TASK TO COMPLETE -
Search the data for the word "seit" and copy every line where it occurs.
——————
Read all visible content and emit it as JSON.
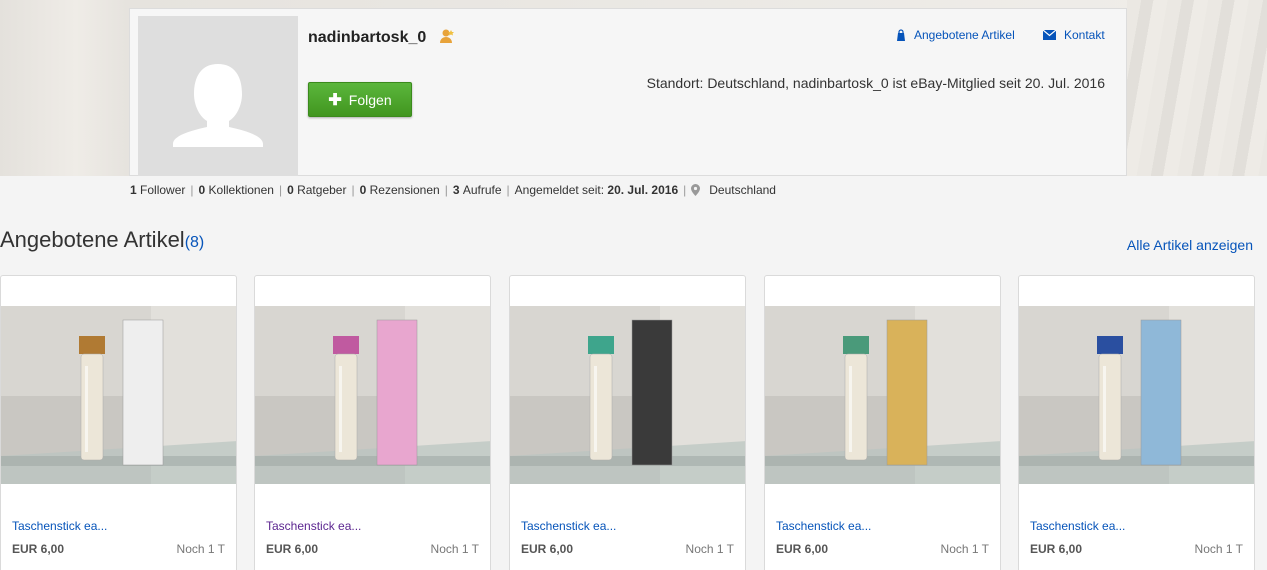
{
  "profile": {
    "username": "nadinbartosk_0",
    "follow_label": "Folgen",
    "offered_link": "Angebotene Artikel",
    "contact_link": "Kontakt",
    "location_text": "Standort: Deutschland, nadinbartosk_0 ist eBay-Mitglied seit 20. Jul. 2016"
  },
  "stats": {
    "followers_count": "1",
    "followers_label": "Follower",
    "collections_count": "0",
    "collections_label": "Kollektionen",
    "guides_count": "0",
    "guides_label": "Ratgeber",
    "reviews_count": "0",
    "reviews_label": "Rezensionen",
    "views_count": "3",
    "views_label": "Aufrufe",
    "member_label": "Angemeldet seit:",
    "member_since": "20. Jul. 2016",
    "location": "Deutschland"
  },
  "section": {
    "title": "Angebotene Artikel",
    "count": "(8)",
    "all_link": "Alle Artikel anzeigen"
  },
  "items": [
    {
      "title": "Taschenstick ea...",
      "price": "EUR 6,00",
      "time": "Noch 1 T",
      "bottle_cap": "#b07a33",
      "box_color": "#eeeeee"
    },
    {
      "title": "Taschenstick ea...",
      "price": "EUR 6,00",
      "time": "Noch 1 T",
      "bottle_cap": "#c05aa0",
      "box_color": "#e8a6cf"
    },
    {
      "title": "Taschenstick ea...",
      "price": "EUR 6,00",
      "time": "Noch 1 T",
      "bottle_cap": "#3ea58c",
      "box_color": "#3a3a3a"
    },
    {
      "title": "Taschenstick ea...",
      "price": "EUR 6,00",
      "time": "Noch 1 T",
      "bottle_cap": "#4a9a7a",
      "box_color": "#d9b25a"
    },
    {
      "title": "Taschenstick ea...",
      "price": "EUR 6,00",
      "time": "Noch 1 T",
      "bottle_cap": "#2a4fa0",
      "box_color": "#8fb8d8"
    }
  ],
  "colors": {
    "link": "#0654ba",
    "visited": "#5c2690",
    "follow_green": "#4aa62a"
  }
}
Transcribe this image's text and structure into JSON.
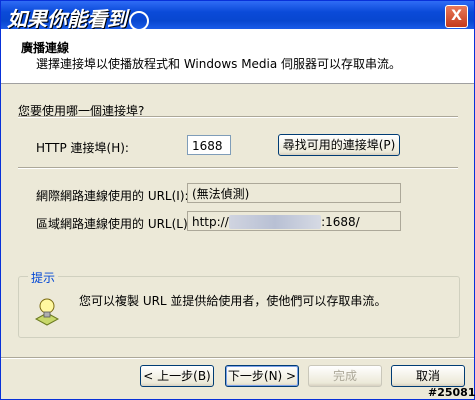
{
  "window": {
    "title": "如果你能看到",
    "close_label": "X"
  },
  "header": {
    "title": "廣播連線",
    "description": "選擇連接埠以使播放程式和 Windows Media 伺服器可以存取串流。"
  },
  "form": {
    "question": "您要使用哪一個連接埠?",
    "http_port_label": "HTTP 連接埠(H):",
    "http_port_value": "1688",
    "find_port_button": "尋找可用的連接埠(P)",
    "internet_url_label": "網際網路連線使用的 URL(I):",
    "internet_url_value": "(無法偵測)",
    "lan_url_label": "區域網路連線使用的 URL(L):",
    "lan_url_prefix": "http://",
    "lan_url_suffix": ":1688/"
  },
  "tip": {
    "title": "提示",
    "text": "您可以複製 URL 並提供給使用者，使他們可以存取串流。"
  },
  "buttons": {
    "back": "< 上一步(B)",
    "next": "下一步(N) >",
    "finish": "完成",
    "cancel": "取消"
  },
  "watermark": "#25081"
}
——————
SOLVED PROBLEM -
    "location_text": "Standort: Deutschland, nadinbartosk_0 ist eBay-Mitglied seit 20. Jul. 2016"
    "member_label": "Angemeldet seit:",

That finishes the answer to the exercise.